▼

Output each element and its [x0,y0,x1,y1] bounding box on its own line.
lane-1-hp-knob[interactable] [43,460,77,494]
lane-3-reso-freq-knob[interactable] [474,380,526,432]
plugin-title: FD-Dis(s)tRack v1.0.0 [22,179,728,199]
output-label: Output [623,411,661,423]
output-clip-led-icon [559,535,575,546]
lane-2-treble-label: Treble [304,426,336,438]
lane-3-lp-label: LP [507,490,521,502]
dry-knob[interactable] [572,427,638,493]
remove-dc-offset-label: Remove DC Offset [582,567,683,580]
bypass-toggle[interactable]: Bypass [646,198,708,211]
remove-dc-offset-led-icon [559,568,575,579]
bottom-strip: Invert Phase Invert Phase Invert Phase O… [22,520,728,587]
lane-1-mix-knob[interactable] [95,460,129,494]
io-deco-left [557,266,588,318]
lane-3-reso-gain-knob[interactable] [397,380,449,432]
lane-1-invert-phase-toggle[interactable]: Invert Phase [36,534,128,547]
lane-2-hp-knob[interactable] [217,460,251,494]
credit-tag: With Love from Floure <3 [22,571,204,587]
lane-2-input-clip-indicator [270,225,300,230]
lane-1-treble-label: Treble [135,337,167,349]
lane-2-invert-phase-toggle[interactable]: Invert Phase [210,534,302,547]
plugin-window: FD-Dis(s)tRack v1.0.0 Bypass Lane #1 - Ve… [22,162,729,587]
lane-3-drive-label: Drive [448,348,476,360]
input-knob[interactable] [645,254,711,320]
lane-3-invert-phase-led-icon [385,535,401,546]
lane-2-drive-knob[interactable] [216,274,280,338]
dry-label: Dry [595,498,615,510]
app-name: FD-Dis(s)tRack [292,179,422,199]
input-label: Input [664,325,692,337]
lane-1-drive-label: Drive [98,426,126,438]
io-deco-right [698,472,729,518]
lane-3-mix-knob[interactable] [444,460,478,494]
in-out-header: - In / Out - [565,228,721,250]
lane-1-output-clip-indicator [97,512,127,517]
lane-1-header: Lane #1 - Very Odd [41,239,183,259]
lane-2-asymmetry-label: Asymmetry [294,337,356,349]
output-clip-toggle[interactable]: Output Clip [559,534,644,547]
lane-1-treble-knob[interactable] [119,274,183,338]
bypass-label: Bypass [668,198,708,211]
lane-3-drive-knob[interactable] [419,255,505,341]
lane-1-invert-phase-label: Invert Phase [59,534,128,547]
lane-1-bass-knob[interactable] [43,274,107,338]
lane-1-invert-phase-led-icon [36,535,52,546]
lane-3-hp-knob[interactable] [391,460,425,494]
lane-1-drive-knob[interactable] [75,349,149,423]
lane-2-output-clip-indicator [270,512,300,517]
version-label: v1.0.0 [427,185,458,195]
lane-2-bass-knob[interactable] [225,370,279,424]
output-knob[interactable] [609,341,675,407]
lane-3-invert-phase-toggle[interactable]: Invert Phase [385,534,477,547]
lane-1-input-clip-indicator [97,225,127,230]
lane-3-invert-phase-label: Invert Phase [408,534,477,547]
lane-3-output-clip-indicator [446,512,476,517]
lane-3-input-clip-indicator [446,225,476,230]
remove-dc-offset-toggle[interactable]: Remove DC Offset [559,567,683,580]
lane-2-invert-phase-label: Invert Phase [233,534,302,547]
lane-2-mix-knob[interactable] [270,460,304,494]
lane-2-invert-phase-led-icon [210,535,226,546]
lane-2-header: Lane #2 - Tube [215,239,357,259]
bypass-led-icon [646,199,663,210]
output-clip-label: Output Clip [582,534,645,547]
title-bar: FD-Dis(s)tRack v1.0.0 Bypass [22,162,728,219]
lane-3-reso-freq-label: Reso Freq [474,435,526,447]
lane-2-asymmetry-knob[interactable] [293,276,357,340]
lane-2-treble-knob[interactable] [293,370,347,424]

▲

Copy out the records word for word, from the first line up to and including the line with "io-deco-right [698,472,729,518]".

### Solution to this exercise:
Output each element and its [x0,y0,x1,y1] bounding box on its own line.
lane-1-hp-knob[interactable] [43,460,77,494]
lane-3-reso-freq-knob[interactable] [474,380,526,432]
plugin-title: FD-Dis(s)tRack v1.0.0 [22,179,728,199]
output-label: Output [623,411,661,423]
output-clip-led-icon [559,535,575,546]
lane-2-treble-label: Treble [304,426,336,438]
lane-3-lp-label: LP [507,490,521,502]
dry-knob[interactable] [572,427,638,493]
remove-dc-offset-label: Remove DC Offset [582,567,683,580]
bypass-toggle[interactable]: Bypass [646,198,708,211]
remove-dc-offset-led-icon [559,568,575,579]
bottom-strip: Invert Phase Invert Phase Invert Phase O… [22,520,728,587]
lane-1-mix-knob[interactable] [95,460,129,494]
io-deco-left [557,266,588,318]
lane-3-reso-gain-knob[interactable] [397,380,449,432]
lane-1-invert-phase-toggle[interactable]: Invert Phase [36,534,128,547]
lane-2-hp-knob[interactable] [217,460,251,494]
credit-tag: With Love from Floure <3 [22,571,204,587]
lane-2-input-clip-indicator [270,225,300,230]
lane-1-treble-label: Treble [135,337,167,349]
lane-2-invert-phase-toggle[interactable]: Invert Phase [210,534,302,547]
plugin-window: FD-Dis(s)tRack v1.0.0 Bypass Lane #1 - Ve… [22,162,729,587]
lane-3-drive-label: Drive [448,348,476,360]
input-knob[interactable] [645,254,711,320]
lane-3-invert-phase-led-icon [385,535,401,546]
lane-2-drive-knob[interactable] [216,274,280,338]
dry-label: Dry [595,498,615,510]
app-name: FD-Dis(s)tRack [292,179,422,199]
input-label: Input [664,325,692,337]
lane-1-drive-label: Drive [98,426,126,438]
io-deco-right [698,472,729,518]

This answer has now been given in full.